── Materials provided

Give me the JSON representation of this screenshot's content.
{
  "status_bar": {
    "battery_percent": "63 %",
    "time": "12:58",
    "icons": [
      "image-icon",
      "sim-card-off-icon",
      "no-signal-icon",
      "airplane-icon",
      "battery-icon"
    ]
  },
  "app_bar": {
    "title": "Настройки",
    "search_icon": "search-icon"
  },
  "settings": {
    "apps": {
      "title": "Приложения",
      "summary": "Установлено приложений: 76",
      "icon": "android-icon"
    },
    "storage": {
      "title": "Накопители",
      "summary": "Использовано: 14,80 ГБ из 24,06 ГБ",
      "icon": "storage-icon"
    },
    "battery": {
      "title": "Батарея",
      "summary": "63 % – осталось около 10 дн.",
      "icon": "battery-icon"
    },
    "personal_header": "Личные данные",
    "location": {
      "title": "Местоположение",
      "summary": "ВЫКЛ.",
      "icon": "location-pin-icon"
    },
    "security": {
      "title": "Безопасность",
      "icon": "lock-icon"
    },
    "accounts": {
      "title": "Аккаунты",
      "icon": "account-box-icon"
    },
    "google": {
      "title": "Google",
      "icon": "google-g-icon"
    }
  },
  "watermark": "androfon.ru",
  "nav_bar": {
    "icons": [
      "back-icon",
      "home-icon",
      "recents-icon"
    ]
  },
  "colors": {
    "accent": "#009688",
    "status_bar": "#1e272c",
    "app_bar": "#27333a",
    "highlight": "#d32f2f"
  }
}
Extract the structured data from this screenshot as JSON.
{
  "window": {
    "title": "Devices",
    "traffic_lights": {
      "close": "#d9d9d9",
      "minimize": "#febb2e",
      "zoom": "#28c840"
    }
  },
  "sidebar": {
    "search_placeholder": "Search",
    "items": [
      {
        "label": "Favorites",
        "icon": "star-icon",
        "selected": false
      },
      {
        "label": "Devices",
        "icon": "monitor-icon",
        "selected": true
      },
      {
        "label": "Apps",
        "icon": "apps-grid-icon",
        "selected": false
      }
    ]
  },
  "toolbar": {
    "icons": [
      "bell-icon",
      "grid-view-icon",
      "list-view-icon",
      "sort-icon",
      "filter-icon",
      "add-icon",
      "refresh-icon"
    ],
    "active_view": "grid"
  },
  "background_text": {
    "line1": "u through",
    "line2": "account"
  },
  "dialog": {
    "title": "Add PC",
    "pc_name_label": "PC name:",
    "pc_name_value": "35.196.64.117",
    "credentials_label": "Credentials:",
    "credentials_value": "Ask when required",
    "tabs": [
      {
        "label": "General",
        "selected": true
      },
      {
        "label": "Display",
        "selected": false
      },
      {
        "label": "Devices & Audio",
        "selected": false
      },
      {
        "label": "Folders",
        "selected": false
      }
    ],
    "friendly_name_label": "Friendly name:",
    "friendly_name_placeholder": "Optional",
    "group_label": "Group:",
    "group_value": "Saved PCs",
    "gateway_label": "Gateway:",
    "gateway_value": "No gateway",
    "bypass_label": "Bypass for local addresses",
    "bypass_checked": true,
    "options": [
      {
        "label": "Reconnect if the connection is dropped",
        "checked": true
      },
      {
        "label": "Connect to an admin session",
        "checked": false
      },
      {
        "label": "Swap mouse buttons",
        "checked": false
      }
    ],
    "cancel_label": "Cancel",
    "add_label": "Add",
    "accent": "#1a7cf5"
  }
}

────

## Stated goal
What is the number of lines holding the word "JSON"? State it alone.

## Problem solution
2